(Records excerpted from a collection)
** Begin **
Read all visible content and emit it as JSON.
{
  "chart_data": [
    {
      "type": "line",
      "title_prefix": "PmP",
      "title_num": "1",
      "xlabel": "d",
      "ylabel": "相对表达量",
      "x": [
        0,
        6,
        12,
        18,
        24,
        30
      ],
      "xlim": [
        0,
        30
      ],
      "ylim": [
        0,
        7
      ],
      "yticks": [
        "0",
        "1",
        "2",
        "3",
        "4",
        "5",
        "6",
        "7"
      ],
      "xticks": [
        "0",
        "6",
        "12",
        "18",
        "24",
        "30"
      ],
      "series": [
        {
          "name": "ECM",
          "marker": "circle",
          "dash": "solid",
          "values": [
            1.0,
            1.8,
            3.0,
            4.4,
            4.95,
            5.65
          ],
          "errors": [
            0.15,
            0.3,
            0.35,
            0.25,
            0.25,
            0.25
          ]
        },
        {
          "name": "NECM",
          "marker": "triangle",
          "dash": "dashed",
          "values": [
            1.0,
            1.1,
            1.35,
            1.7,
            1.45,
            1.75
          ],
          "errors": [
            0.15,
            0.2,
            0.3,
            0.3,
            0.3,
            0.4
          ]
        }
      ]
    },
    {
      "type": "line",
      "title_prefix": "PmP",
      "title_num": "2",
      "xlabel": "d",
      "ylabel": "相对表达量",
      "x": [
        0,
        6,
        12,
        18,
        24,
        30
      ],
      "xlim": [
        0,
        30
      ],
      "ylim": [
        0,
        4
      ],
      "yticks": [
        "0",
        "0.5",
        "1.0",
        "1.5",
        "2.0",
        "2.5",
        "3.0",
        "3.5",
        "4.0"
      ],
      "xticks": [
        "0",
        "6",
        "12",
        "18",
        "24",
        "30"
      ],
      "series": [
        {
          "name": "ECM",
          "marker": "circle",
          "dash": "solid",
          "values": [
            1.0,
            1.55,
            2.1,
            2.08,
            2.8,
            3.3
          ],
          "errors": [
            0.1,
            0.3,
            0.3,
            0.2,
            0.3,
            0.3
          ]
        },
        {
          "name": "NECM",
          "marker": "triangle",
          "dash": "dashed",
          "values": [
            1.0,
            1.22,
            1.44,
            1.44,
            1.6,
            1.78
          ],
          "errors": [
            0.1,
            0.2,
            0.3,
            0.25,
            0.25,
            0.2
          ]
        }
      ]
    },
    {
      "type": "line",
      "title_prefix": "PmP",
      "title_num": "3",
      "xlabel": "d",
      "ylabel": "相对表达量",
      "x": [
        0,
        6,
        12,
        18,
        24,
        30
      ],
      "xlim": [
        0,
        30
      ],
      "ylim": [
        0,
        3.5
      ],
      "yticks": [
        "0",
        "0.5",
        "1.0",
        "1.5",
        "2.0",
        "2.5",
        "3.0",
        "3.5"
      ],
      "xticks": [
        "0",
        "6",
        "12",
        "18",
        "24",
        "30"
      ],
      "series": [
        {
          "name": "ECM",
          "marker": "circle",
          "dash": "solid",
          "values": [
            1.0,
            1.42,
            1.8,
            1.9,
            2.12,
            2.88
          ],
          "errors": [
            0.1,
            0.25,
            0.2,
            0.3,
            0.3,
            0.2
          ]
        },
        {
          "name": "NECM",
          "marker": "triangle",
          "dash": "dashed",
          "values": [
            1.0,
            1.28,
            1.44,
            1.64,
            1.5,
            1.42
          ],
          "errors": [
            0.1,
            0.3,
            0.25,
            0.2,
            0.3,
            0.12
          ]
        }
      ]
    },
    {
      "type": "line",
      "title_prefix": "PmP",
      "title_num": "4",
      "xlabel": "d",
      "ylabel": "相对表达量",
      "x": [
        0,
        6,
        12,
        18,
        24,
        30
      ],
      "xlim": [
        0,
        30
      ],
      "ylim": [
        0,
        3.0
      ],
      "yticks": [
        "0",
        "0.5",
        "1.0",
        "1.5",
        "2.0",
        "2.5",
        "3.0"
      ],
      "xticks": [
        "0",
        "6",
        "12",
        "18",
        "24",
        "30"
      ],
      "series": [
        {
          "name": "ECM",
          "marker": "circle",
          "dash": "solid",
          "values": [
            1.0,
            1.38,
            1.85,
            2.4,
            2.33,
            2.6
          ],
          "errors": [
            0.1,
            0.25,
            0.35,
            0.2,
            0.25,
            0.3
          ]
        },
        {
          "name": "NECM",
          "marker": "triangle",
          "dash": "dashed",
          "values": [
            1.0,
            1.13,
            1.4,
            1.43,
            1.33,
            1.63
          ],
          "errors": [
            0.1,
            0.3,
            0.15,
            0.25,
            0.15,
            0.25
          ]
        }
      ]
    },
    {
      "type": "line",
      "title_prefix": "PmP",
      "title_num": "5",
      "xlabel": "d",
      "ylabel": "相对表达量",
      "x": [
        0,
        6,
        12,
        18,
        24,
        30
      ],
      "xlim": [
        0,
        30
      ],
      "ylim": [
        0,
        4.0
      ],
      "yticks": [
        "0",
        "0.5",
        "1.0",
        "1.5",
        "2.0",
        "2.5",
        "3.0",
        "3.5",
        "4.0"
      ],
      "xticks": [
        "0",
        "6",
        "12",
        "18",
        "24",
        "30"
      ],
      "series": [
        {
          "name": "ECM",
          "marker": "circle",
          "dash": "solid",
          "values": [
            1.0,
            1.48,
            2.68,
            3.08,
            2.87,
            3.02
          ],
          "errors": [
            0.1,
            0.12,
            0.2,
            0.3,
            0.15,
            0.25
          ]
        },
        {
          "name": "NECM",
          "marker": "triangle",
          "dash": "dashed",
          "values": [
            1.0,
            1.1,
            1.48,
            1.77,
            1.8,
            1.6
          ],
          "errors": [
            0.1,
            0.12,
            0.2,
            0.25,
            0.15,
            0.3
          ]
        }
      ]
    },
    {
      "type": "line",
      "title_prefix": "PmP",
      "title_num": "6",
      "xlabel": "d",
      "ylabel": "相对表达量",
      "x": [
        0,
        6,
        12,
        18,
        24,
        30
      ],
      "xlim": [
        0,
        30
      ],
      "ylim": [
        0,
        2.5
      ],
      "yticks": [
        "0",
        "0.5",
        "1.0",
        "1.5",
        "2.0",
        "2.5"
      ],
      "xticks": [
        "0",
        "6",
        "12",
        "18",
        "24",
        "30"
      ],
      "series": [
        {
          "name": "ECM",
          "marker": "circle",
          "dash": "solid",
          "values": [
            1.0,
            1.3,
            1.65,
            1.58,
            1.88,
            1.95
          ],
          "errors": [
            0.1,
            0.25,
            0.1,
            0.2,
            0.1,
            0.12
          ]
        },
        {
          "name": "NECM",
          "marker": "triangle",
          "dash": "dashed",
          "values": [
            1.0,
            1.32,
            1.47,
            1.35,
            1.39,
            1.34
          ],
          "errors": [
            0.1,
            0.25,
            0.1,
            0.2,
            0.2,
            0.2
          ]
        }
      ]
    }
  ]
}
** End **
STATED GOAL. Transcribe every entry exactly.

TASK OUTPUT.
Read all visible content and emit it as JSON.
{
  "chart_data": [
    {
      "type": "line",
      "title_prefix": "PmP",
      "title_num": "1",
      "xlabel": "d",
      "ylabel": "相对表达量",
      "x": [
        0,
        6,
        12,
        18,
        24,
        30
      ],
      "xlim": [
        0,
        30
      ],
      "ylim": [
        0,
        7
      ],
      "yticks": [
        "0",
        "1",
        "2",
        "3",
        "4",
        "5",
        "6",
        "7"
      ],
      "xticks": [
        "0",
        "6",
        "12",
        "18",
        "24",
        "30"
      ],
      "series": [
        {
          "name": "ECM",
          "marker": "circle",
          "dash": "solid",
          "values": [
            1.0,
            1.8,
            3.0,
            4.4,
            4.95,
            5.65
          ],
          "errors": [
            0.15,
            0.3,
            0.35,
            0.25,
            0.25,
            0.25
          ]
        },
        {
          "name": "NECM",
          "marker": "triangle",
          "dash": "dashed",
          "values": [
            1.0,
            1.1,
            1.35,
            1.7,
            1.45,
            1.75
          ],
          "errors": [
            0.15,
            0.2,
            0.3,
            0.3,
            0.3,
            0.4
          ]
        }
      ]
    },
    {
      "type": "line",
      "title_prefix": "PmP",
      "title_num": "2",
      "xlabel": "d",
      "ylabel": "相对表达量",
      "x": [
        0,
        6,
        12,
        18,
        24,
        30
      ],
      "xlim": [
        0,
        30
      ],
      "ylim": [
        0,
        4
      ],
      "yticks": [
        "0",
        "0.5",
        "1.0",
        "1.5",
        "2.0",
        "2.5",
        "3.0",
        "3.5",
        "4.0"
      ],
      "xticks": [
        "0",
        "6",
        "12",
        "18",
        "24",
        "30"
      ],
      "series": [
        {
          "name": "ECM",
          "marker": "circle",
          "dash": "solid",
          "values": [
            1.0,
            1.55,
            2.1,
            2.08,
            2.8,
            3.3
          ],
          "errors": [
            0.1,
            0.3,
            0.3,
            0.2,
            0.3,
            0.3
          ]
        },
        {
          "name": "NECM",
          "marker": "triangle",
          "dash": "dashed",
          "values": [
            1.0,
            1.22,
            1.44,
            1.44,
            1.6,
            1.78
          ],
          "errors": [
            0.1,
            0.2,
            0.3,
            0.25,
            0.25,
            0.2
          ]
        }
      ]
    },
    {
      "type": "line",
      "title_prefix": "PmP",
      "title_num": "3",
      "xlabel": "d",
      "ylabel": "相对表达量",
      "x": [
        0,
        6,
        12,
        18,
        24,
        30
      ],
      "xlim": [
        0,
        30
      ],
      "ylim": [
        0,
        3.5
      ],
      "yticks": [
        "0",
        "0.5",
        "1.0",
        "1.5",
        "2.0",
        "2.5",
        "3.0",
        "3.5"
      ],
      "xticks": [
        "0",
        "6",
        "12",
        "18",
        "24",
        "30"
      ],
      "series": [
        {
          "name": "ECM",
          "marker": "circle",
          "dash": "solid",
          "values": [
            1.0,
            1.42,
            1.8,
            1.9,
            2.12,
            2.88
          ],
          "errors": [
            0.1,
            0.25,
            0.2,
            0.3,
            0.3,
            0.2
          ]
        },
        {
          "name": "NECM",
          "marker": "triangle",
          "dash": "dashed",
          "values": [
            1.0,
            1.28,
            1.44,
            1.64,
            1.5,
            1.42
          ],
          "errors": [
            0.1,
            0.3,
            0.25,
            0.2,
            0.3,
            0.12
          ]
        }
      ]
    },
    {
      "type": "line",
      "title_prefix": "PmP",
      "title_num": "4",
      "xlabel": "d",
      "ylabel": "相对表达量",
      "x": [
        0,
        6,
        12,
        18,
        24,
        30
      ],
      "xlim": [
        0,
        30
      ],
      "ylim": [
        0,
        3.0
      ],
      "yticks": [
        "0",
        "0.5",
        "1.0",
        "1.5",
        "2.0",
        "2.5",
        "3.0"
      ],
      "xticks": [
        "0",
        "6",
        "12",
        "18",
        "24",
        "30"
      ],
      "series": [
        {
          "name": "ECM",
          "marker": "circle",
          "dash": "solid",
          "values": [
            1.0,
            1.38,
            1.85,
            2.4,
            2.33,
            2.6
          ],
          "errors": [
            0.1,
            0.25,
            0.35,
            0.2,
            0.25,
            0.3
          ]
        },
        {
          "name": "NECM",
          "marker": "triangle",
          "dash": "dashed",
          "values": [
            1.0,
            1.13,
            1.4,
            1.43,
            1.33,
            1.63
          ],
          "errors": [
            0.1,
            0.3,
            0.15,
            0.25,
            0.15,
            0.25
          ]
        }
      ]
    },
    {
      "type": "line",
      "title_prefix": "PmP",
      "title_num": "5",
      "xlabel": "d",
      "ylabel": "相对表达量",
      "x": [
        0,
        6,
        12,
        18,
        24,
        30
      ],
      "xlim": [
        0,
        30
      ],
      "ylim": [
        0,
        4.0
      ],
      "yticks": [
        "0",
        "0.5",
        "1.0",
        "1.5",
        "2.0",
        "2.5",
        "3.0",
        "3.5",
        "4.0"
      ],
      "xticks": [
        "0",
        "6",
        "12",
        "18",
        "24",
        "30"
      ],
      "series": [
        {
          "name": "ECM",
          "marker": "circle",
          "dash": "solid",
          "values": [
            1.0,
            1.48,
            2.68,
            3.08,
            2.87,
            3.02
          ],
          "errors": [
            0.1,
            0.12,
            0.2,
            0.3,
            0.15,
            0.25
          ]
        },
        {
          "name": "NECM",
          "marker": "triangle",
          "dash": "dashed",
          "values": [
            1.0,
            1.1,
            1.48,
            1.77,
            1.8,
            1.6
          ],
          "errors": [
            0.1,
            0.12,
            0.2,
            0.25,
            0.15,
            0.3
          ]
        }
      ]
    },
    {
      "type": "line",
      "title_prefix": "PmP",
      "title_num": "6",
      "xlabel": "d",
      "ylabel": "相对表达量",
      "x": [
        0,
        6,
        12,
        18,
        24,
        30
      ],
      "xlim": [
        0,
        30
      ],
      "ylim": [
        0,
        2.5
      ],
      "yticks": [
        "0",
        "0.5",
        "1.0",
        "1.5",
        "2.0",
        "2.5"
      ],
      "xticks": [
        "0",
        "6",
        "12",
        "18",
        "24",
        "30"
      ],
      "series": [
        {
          "name": "ECM",
          "marker": "circle",
          "dash": "solid",
          "values": [
            1.0,
            1.3,
            1.65,
            1.58,
            1.88,
            1.95
          ],
          "errors": [
            0.1,
            0.25,
            0.1,
            0.2,
            0.1,
            0.12
          ]
        },
        {
          "name": "NECM",
          "marker": "triangle",
          "dash": "dashed",
          "values": [
            1.0,
            1.32,
            1.47,
            1.35,
            1.39,
            1.34
          ],
          "errors": [
            0.1,
            0.25,
            0.1,
            0.2,
            0.2,
            0.2
          ]
        }
      ]
    }
  ]
}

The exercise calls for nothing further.